Stored data:
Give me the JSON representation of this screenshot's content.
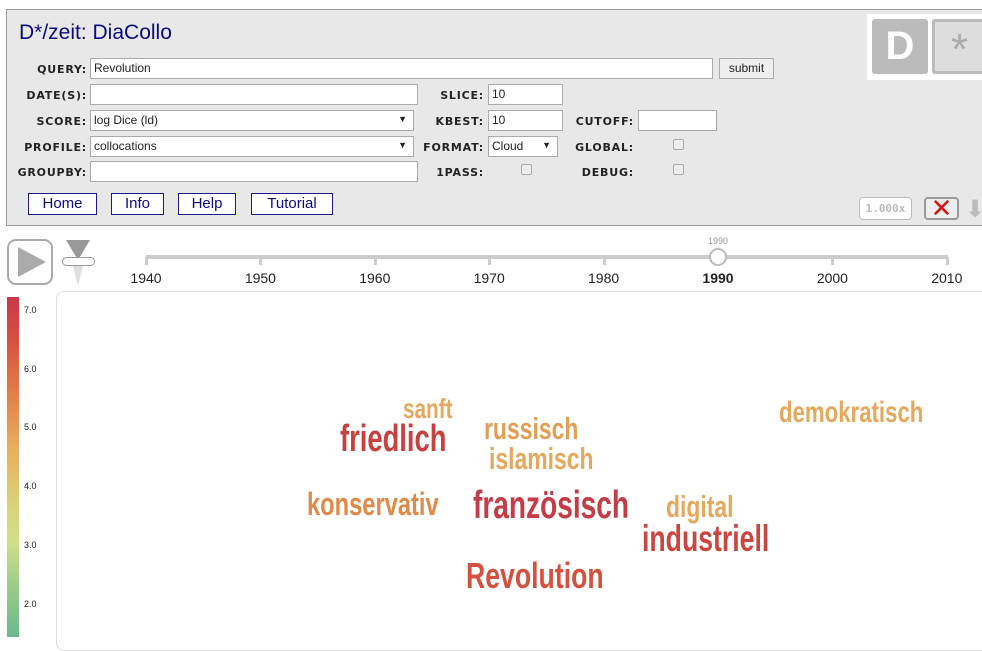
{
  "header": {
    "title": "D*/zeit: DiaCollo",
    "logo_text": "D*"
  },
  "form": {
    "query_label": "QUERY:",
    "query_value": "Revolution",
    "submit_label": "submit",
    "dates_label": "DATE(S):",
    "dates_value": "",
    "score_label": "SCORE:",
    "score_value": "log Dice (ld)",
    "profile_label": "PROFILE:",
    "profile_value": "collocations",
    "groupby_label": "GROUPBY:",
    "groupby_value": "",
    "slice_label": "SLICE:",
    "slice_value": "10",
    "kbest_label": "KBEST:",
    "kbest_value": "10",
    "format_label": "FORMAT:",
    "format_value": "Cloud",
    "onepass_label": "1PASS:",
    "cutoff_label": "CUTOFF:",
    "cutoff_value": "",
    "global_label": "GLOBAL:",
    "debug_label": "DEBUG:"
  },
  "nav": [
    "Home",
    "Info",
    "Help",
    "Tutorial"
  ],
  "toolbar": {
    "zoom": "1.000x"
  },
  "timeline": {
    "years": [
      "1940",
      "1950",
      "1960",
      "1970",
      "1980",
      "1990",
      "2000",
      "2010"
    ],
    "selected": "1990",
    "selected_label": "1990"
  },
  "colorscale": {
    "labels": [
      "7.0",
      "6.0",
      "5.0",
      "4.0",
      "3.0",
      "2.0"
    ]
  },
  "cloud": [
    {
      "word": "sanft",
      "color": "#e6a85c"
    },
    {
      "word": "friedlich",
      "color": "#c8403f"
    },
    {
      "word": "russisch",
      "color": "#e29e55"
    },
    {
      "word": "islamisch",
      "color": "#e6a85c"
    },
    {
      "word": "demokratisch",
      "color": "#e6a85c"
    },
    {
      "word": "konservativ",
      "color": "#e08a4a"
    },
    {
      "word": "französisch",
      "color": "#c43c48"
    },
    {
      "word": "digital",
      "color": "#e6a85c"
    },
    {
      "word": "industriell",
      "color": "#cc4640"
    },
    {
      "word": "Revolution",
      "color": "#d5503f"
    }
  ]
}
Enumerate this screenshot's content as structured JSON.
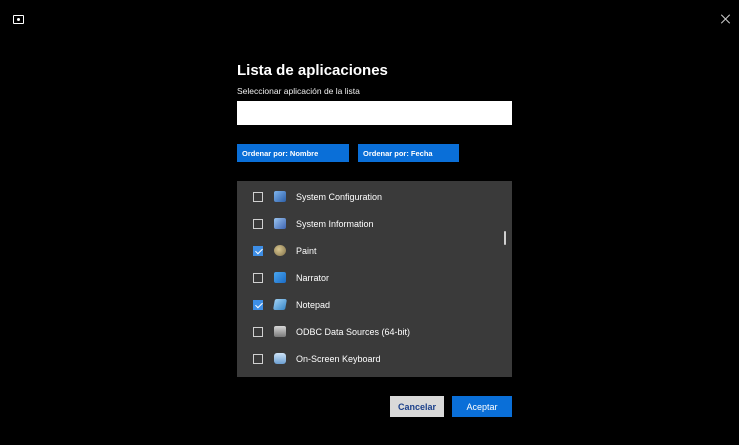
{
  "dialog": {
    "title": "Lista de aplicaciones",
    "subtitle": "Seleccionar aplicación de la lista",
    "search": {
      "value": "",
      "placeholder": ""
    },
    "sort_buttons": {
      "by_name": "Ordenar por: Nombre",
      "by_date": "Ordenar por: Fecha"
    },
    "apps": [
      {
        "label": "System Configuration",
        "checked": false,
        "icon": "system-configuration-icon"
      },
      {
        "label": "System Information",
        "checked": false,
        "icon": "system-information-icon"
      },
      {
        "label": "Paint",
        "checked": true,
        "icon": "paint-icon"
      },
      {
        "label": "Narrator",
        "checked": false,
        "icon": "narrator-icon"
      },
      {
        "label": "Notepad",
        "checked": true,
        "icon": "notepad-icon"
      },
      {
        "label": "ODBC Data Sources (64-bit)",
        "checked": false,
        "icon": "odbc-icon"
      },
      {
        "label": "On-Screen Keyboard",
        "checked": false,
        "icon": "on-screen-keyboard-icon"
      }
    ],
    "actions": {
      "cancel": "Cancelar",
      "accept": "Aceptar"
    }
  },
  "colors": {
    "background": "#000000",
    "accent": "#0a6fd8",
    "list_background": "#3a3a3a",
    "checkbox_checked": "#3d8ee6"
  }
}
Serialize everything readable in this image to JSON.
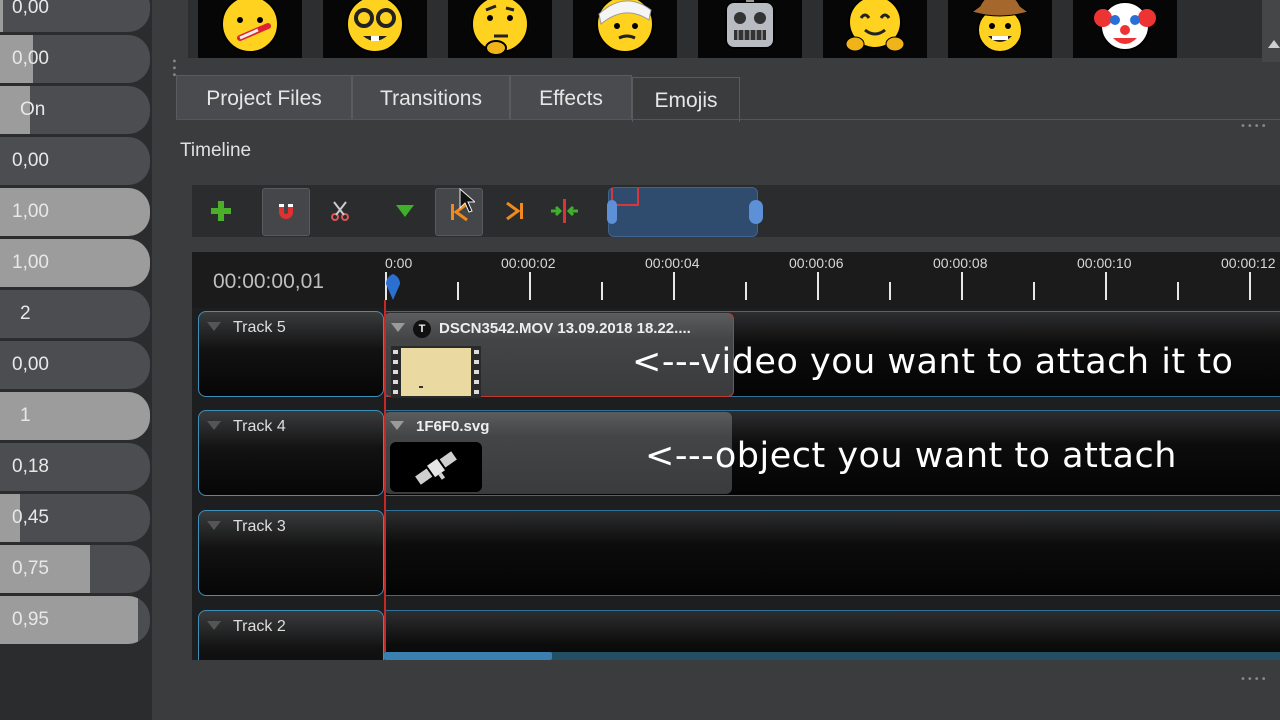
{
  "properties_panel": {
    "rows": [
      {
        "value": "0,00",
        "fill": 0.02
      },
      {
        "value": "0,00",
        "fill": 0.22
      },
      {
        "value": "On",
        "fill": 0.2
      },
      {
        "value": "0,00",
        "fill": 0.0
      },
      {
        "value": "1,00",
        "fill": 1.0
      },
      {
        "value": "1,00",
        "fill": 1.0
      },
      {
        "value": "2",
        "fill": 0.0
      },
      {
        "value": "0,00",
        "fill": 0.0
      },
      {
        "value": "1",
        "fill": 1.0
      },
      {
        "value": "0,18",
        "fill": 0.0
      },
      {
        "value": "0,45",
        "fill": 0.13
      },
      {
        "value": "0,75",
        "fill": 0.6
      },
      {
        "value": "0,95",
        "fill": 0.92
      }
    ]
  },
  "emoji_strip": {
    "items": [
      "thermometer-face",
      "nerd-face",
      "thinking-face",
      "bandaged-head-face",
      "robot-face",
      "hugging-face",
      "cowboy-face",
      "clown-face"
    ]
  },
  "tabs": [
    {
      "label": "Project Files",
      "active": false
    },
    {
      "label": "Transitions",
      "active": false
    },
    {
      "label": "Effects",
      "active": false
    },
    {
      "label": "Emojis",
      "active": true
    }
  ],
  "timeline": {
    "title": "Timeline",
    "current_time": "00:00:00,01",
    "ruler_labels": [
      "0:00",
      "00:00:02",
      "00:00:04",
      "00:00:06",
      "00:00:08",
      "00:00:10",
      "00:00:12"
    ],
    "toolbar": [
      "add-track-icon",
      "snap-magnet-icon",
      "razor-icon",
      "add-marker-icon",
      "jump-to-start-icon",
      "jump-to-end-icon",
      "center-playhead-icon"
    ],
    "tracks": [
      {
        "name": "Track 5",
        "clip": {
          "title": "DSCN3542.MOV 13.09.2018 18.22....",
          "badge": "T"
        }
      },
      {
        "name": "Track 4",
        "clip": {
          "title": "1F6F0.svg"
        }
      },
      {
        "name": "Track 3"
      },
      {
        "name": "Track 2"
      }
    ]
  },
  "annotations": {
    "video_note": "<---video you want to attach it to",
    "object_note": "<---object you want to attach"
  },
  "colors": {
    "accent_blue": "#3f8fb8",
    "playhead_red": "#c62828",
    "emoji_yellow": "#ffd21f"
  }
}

● **Given task**
Exactly how many lines in the data above contain the word "Revolution"? Respond with the number and nothing more.

● **Exercise output**
2